Entries with figure data
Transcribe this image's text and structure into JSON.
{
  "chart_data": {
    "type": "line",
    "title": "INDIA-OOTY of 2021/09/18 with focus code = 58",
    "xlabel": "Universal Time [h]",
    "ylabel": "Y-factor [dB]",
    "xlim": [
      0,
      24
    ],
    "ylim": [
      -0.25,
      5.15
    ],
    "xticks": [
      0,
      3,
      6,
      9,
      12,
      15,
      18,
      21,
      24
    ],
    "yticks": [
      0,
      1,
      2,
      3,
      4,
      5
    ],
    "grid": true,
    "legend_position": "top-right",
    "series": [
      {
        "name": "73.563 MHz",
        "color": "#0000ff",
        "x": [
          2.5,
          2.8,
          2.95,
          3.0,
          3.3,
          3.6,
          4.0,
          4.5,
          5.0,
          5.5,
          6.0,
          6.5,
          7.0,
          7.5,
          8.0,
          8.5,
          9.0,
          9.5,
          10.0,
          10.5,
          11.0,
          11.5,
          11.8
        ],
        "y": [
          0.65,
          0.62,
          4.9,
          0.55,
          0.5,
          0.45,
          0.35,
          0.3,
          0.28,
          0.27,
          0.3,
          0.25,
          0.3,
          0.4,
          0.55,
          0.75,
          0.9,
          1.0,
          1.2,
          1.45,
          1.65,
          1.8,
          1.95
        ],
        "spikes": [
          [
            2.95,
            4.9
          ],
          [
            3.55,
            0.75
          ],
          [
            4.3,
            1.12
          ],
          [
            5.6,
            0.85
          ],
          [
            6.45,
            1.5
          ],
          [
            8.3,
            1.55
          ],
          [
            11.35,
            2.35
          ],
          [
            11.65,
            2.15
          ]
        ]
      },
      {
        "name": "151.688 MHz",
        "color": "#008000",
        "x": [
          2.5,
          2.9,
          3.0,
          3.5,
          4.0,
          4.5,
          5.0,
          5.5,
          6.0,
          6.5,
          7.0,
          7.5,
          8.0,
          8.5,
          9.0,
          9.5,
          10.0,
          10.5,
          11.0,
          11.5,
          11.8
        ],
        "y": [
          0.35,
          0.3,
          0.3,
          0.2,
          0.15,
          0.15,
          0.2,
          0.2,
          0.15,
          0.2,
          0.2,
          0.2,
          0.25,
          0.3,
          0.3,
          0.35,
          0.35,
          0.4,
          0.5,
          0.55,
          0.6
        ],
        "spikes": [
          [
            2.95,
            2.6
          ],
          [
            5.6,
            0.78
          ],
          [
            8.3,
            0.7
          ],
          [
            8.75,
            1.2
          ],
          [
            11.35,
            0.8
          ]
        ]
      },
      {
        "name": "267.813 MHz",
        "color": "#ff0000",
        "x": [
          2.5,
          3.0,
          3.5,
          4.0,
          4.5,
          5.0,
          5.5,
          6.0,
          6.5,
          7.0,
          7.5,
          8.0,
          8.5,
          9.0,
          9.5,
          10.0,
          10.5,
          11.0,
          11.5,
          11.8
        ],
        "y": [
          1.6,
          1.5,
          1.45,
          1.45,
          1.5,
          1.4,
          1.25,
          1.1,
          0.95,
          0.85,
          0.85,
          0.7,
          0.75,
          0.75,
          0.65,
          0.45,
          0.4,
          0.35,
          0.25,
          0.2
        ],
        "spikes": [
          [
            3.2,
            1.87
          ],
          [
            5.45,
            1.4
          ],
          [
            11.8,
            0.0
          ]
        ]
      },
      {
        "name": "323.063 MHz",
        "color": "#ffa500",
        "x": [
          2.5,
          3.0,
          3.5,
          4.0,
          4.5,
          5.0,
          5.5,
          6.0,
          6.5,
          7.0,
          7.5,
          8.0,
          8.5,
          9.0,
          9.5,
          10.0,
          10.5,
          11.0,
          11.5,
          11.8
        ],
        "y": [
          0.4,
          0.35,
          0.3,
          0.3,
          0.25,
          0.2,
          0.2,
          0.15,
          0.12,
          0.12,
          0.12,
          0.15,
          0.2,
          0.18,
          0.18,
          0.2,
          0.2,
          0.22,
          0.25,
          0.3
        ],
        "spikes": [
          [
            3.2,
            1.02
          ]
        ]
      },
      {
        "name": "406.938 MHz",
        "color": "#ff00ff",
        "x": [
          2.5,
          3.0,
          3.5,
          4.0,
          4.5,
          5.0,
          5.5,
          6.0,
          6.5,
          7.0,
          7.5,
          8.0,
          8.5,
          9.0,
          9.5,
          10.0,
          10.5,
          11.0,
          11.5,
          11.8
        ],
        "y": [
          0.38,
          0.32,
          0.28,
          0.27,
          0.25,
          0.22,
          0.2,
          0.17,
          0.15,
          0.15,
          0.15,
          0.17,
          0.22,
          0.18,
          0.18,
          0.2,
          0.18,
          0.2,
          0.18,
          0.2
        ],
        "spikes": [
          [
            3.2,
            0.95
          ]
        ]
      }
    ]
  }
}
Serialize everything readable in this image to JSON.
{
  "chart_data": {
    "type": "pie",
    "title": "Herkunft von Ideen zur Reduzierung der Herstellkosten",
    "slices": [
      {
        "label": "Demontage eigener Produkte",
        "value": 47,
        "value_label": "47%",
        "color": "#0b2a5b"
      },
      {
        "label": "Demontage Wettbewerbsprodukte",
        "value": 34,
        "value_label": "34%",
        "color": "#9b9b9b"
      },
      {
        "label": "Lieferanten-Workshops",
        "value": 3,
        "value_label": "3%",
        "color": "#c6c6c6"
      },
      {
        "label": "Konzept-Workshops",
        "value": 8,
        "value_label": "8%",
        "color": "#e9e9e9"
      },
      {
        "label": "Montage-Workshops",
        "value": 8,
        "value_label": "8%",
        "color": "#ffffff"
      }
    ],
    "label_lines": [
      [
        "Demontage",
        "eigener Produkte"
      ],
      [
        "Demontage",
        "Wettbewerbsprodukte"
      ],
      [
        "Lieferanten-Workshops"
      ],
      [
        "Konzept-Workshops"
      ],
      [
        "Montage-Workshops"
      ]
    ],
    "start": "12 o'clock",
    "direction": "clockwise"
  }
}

§ Task:
Return every entry verbatim.

§ Worked solution:
Transcribe this image's text and structure into JSON.
{
  "chart_data": {
    "type": "line",
    "title": "INDIA-OOTY of 2021/09/18 with focus code = 58",
    "xlabel": "Universal Time [h]",
    "ylabel": "Y-factor [dB]",
    "xlim": [
      0,
      24
    ],
    "ylim": [
      -0.25,
      5.15
    ],
    "xticks": [
      0,
      3,
      6,
      9,
      12,
      15,
      18,
      21,
      24
    ],
    "yticks": [
      0,
      1,
      2,
      3,
      4,
      5
    ],
    "grid": true,
    "legend_position": "top-right",
    "series": [
      {
        "name": "73.563 MHz",
        "color": "#0000ff",
        "x": [
          2.5,
          2.8,
          2.95,
          3.0,
          3.3,
          3.6,
          4.0,
          4.5,
          5.0,
          5.5,
          6.0,
          6.5,
          7.0,
          7.5,
          8.0,
          8.5,
          9.0,
          9.5,
          10.0,
          10.5,
          11.0,
          11.5,
          11.8
        ],
        "y": [
          0.65,
          0.62,
          4.9,
          0.55,
          0.5,
          0.45,
          0.35,
          0.3,
          0.28,
          0.27,
          0.3,
          0.25,
          0.3,
          0.4,
          0.55,
          0.75,
          0.9,
          1.0,
          1.2,
          1.45,
          1.65,
          1.8,
          1.95
        ],
        "spikes": [
          [
            2.95,
            4.9
          ],
          [
            3.55,
            0.75
          ],
          [
            4.3,
            1.12
          ],
          [
            5.6,
            0.85
          ],
          [
            6.45,
            1.5
          ],
          [
            8.3,
            1.55
          ],
          [
            11.35,
            2.35
          ],
          [
            11.65,
            2.15
          ]
        ]
      },
      {
        "name": "151.688 MHz",
        "color": "#008000",
        "x": [
          2.5,
          2.9,
          3.0,
          3.5,
          4.0,
          4.5,
          5.0,
          5.5,
          6.0,
          6.5,
          7.0,
          7.5,
          8.0,
          8.5,
          9.0,
          9.5,
          10.0,
          10.5,
          11.0,
          11.5,
          11.8
        ],
        "y": [
          0.35,
          0.3,
          0.3,
          0.2,
          0.15,
          0.15,
          0.2,
          0.2,
          0.15,
          0.2,
          0.2,
          0.2,
          0.25,
          0.3,
          0.3,
          0.35,
          0.35,
          0.4,
          0.5,
          0.55,
          0.6
        ],
        "spikes": [
          [
            2.95,
            2.6
          ],
          [
            5.6,
            0.78
          ],
          [
            8.3,
            0.7
          ],
          [
            8.75,
            1.2
          ],
          [
            11.35,
            0.8
          ]
        ]
      },
      {
        "name": "267.813 MHz",
        "color": "#ff0000",
        "x": [
          2.5,
          3.0,
          3.5,
          4.0,
          4.5,
          5.0,
          5.5,
          6.0,
          6.5,
          7.0,
          7.5,
          8.0,
          8.5,
          9.0,
          9.5,
          10.0,
          10.5,
          11.0,
          11.5,
          11.8
        ],
        "y": [
          1.6,
          1.5,
          1.45,
          1.45,
          1.5,
          1.4,
          1.25,
          1.1,
          0.95,
          0.85,
          0.85,
          0.7,
          0.75,
          0.75,
          0.65,
          0.45,
          0.4,
          0.35,
          0.25,
          0.2
        ],
        "spikes": [
          [
            3.2,
            1.87
          ],
          [
            5.45,
            1.4
          ],
          [
            11.8,
            0.0
          ]
        ]
      },
      {
        "name": "323.063 MHz",
        "color": "#ffa500",
        "x": [
          2.5,
          3.0,
          3.5,
          4.0,
          4.5,
          5.0,
          5.5,
          6.0,
          6.5,
          7.0,
          7.5,
          8.0,
          8.5,
          9.0,
          9.5,
          10.0,
          10.5,
          11.0,
          11.5,
          11.8
        ],
        "y": [
          0.4,
          0.35,
          0.3,
          0.3,
          0.25,
          0.2,
          0.2,
          0.15,
          0.12,
          0.12,
          0.12,
          0.15,
          0.2,
          0.18,
          0.18,
          0.2,
          0.2,
          0.22,
          0.25,
          0.3
        ],
        "spikes": [
          [
            3.2,
            1.02
          ]
        ]
      },
      {
        "name": "406.938 MHz",
        "color": "#ff00ff",
        "x": [
          2.5,
          3.0,
          3.5,
          4.0,
          4.5,
          5.0,
          5.5,
          6.0,
          6.5,
          7.0,
          7.5,
          8.0,
          8.5,
          9.0,
          9.5,
          10.0,
          10.5,
          11.0,
          11.5,
          11.8
        ],
        "y": [
          0.38,
          0.32,
          0.28,
          0.27,
          0.25,
          0.22,
          0.2,
          0.17,
          0.15,
          0.15,
          0.15,
          0.17,
          0.22,
          0.18,
          0.18,
          0.2,
          0.18,
          0.2,
          0.18,
          0.2
        ],
        "spikes": [
          [
            3.2,
            0.95
          ]
        ]
      }
    ]
  }
}
Serialize everything readable in this image to JSON.
{
  "chart_data": {
    "type": "pie",
    "title": "Herkunft von Ideen zur Reduzierung der Herstellkosten",
    "slices": [
      {
        "label": "Demontage eigener Produkte",
        "value": 47,
        "value_label": "47%",
        "color": "#0b2a5b"
      },
      {
        "label": "Demontage Wettbewerbsprodukte",
        "value": 34,
        "value_label": "34%",
        "color": "#9b9b9b"
      },
      {
        "label": "Lieferanten-Workshops",
        "value": 3,
        "value_label": "3%",
        "color": "#c6c6c6"
      },
      {
        "label": "Konzept-Workshops",
        "value": 8,
        "value_label": "8%",
        "color": "#e9e9e9"
      },
      {
        "label": "Montage-Workshops",
        "value": 8,
        "value_label": "8%",
        "color": "#ffffff"
      }
    ],
    "label_lines": [
      [
        "Demontage",
        "eigener Produkte"
      ],
      [
        "Demontage",
        "Wettbewerbsprodukte"
      ],
      [
        "Lieferanten-Workshops"
      ],
      [
        "Konzept-Workshops"
      ],
      [
        "Montage-Workshops"
      ]
    ],
    "start": "12 o'clock",
    "direction": "clockwise"
  }
}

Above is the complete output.